• **Records for processing**
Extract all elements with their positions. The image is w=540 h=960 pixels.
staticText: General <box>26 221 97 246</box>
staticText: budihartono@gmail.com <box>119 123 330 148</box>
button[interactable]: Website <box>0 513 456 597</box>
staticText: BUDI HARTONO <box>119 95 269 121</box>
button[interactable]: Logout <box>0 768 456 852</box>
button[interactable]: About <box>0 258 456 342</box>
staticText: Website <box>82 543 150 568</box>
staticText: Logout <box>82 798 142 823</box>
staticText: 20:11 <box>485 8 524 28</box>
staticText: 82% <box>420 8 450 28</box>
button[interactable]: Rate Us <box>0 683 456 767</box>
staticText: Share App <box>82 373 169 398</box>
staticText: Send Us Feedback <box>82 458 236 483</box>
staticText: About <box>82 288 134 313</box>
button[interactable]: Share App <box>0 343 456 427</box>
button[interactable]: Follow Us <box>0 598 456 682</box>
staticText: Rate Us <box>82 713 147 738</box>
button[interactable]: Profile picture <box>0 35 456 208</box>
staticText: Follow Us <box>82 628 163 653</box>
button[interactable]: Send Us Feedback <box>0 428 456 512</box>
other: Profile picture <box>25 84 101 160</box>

• **Aim of the task**
Could you recast every line of the records above as a JSON list of strings, with one string per line and any blank lines left out?

• **Worked solution**
[
  "Extract all elements with their positions. The image is w=540 h=960 pixels.",
  "staticText: General <box>26 221 97 246</box>",
  "staticText: budihartono@gmail.com <box>119 123 330 148</box>",
  "button[interactable]: Website <box>0 513 456 597</box>",
  "staticText: BUDI HARTONO <box>119 95 269 121</box>",
  "button[interactable]: Logout <box>0 768 456 852</box>",
  "button[interactable]: About <box>0 258 456 342</box>",
  "staticText: Website <box>82 543 150 568</box>",
  "staticText: Logout <box>82 798 142 823</box>",
  "staticText: 20:11 <box>485 8 524 28</box>",
  "staticText: 82% <box>420 8 450 28</box>",
  "button[interactable]: Rate Us <box>0 683 456 767</box>",
  "staticText: Share App <box>82 373 169 398</box>",
  "staticText: Send Us Feedback <box>82 458 236 483</box>",
  "staticText: About <box>82 288 134 313</box>",
  "button[interactable]: Share App <box>0 343 456 427</box>",
  "button[interactable]: Follow Us <box>0 598 456 682</box>",
  "staticText: Rate Us <box>82 713 147 738</box>",
  "button[interactable]: Profile picture <box>0 35 456 208</box>",
  "staticText: Follow Us <box>82 628 163 653</box>",
  "button[interactable]: Send Us Feedback <box>0 428 456 512</box>",
  "other: Profile picture <box>25 84 101 160</box>"
]